▶ [TASK DIRECTIONS]:
Repeat each record below exactly, dropping the pictures.

▶ [EXTRACTED DATA]:
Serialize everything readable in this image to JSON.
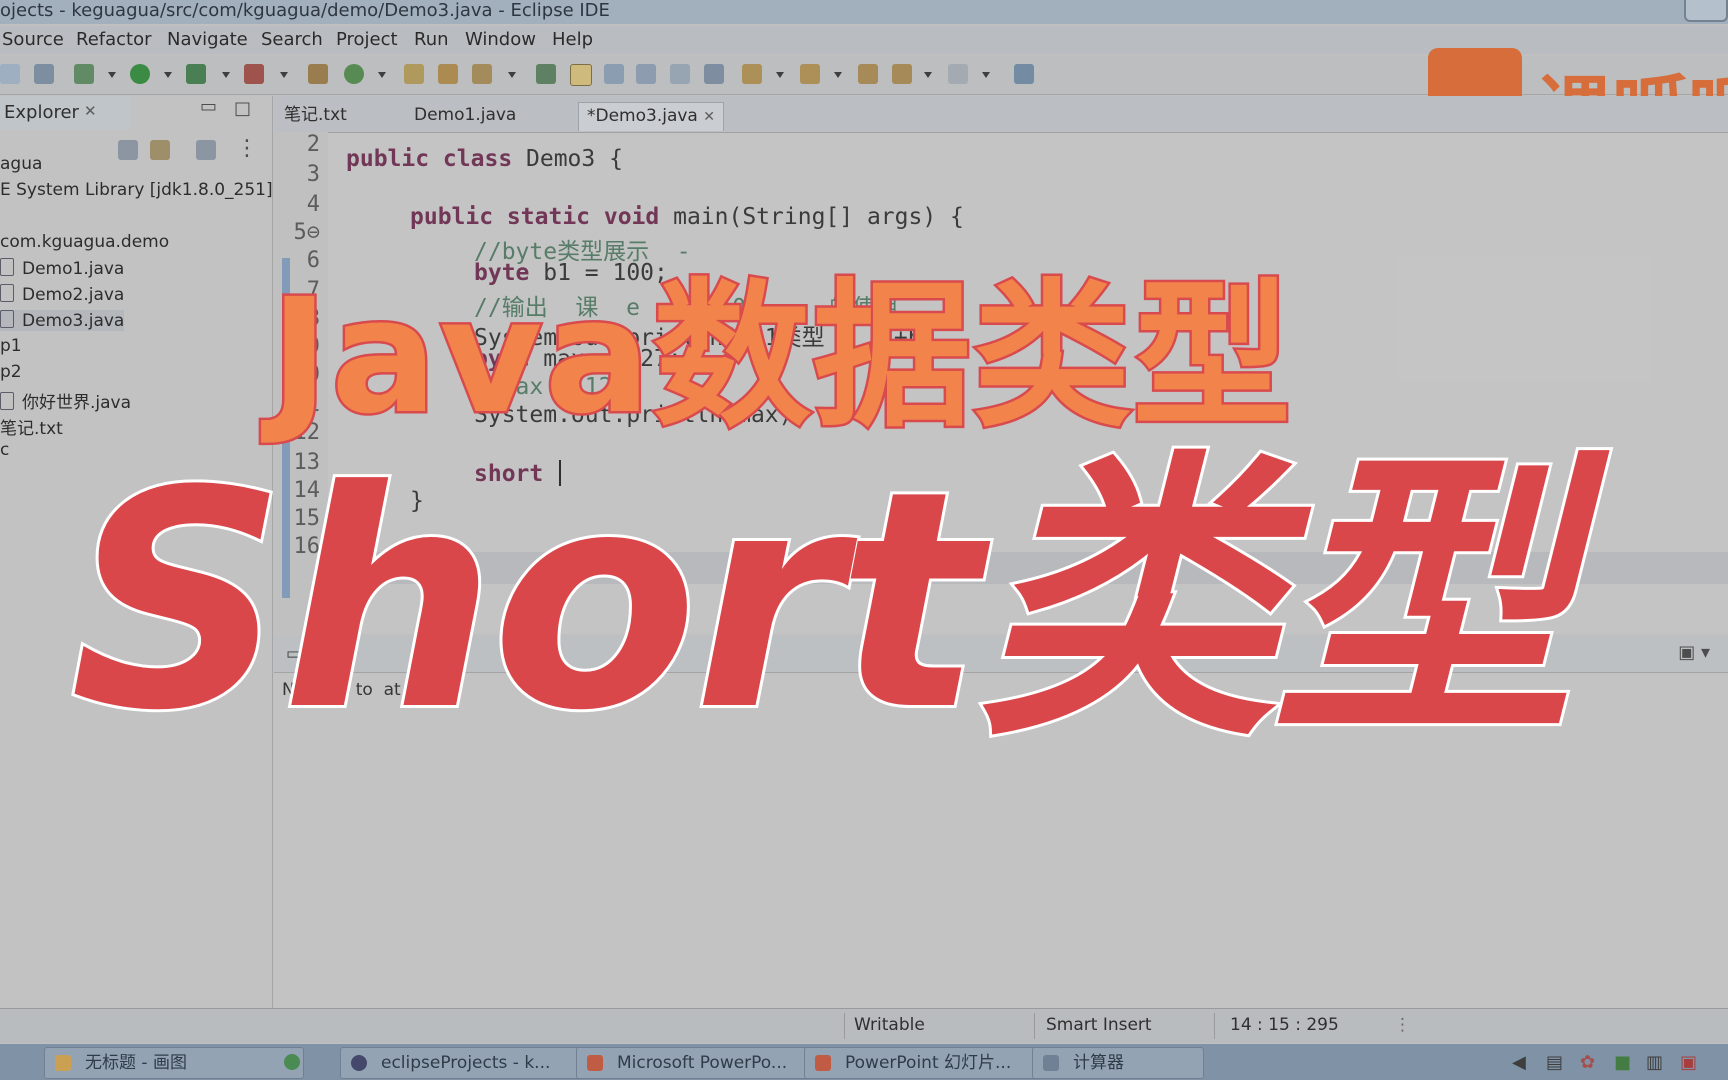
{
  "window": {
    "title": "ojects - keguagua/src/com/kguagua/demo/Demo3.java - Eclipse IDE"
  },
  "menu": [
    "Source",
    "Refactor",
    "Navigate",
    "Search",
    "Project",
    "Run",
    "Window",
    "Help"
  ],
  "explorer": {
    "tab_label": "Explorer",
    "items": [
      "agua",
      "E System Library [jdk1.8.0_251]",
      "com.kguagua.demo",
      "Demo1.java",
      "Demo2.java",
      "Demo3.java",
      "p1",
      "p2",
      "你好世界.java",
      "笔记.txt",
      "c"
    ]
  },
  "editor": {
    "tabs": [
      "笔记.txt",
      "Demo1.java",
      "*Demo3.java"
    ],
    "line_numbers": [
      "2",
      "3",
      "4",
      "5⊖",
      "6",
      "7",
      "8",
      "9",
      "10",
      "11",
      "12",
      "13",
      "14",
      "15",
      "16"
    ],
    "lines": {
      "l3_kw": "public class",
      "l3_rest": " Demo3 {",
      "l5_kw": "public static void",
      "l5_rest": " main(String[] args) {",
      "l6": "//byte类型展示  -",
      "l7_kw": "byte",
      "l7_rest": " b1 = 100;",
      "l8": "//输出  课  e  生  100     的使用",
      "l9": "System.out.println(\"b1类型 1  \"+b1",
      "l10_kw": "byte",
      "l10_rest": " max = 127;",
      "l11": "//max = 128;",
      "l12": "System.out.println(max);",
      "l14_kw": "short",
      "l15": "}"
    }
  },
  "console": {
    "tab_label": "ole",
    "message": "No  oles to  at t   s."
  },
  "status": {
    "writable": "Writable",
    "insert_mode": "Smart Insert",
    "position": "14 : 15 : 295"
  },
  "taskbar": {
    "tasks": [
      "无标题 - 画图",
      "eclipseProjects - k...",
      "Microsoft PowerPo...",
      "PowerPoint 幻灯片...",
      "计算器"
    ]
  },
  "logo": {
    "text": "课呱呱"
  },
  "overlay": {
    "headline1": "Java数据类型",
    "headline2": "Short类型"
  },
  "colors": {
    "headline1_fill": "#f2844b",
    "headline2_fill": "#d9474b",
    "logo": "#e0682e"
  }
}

▶ [REPLY]:
Serialize everything readable in this image to JSON.
{
  "window": {
    "title": "ojects - keguagua/src/com/kguagua/demo/Demo3.java - Eclipse IDE"
  },
  "menu": [
    "Source",
    "Refactor",
    "Navigate",
    "Search",
    "Project",
    "Run",
    "Window",
    "Help"
  ],
  "explorer": {
    "tab_label": "Explorer",
    "items": [
      "agua",
      "E System Library [jdk1.8.0_251]",
      "com.kguagua.demo",
      "Demo1.java",
      "Demo2.java",
      "Demo3.java",
      "p1",
      "p2",
      "你好世界.java",
      "笔记.txt",
      "c"
    ]
  },
  "editor": {
    "tabs": [
      "笔记.txt",
      "Demo1.java",
      "*Demo3.java"
    ],
    "line_numbers": [
      "2",
      "3",
      "4",
      "5⊖",
      "6",
      "7",
      "8",
      "9",
      "10",
      "11",
      "12",
      "13",
      "14",
      "15",
      "16"
    ],
    "lines": {
      "l3_kw": "public class",
      "l3_rest": " Demo3 {",
      "l5_kw": "public static void",
      "l5_rest": " main(String[] args) {",
      "l6": "//byte类型展示  -",
      "l7_kw": "byte",
      "l7_rest": " b1 = 100;",
      "l8": "//输出  课  e  生  100     的使用",
      "l9": "System.out.println(\"b1类型 1  \"+b1",
      "l10_kw": "byte",
      "l10_rest": " max = 127;",
      "l11": "//max = 128;",
      "l12": "System.out.println(max);",
      "l14_kw": "short",
      "l15": "}"
    }
  },
  "console": {
    "tab_label": "ole",
    "message": "No  oles to  at t   s."
  },
  "status": {
    "writable": "Writable",
    "insert_mode": "Smart Insert",
    "position": "14 : 15 : 295"
  },
  "taskbar": {
    "tasks": [
      "无标题 - 画图",
      "eclipseProjects - k...",
      "Microsoft PowerPo...",
      "PowerPoint 幻灯片...",
      "计算器"
    ]
  },
  "logo": {
    "text": "课呱呱"
  },
  "overlay": {
    "headline1": "Java数据类型",
    "headline2": "Short类型"
  },
  "colors": {
    "headline1_fill": "#f2844b",
    "headline2_fill": "#d9474b",
    "logo": "#e0682e"
  }
}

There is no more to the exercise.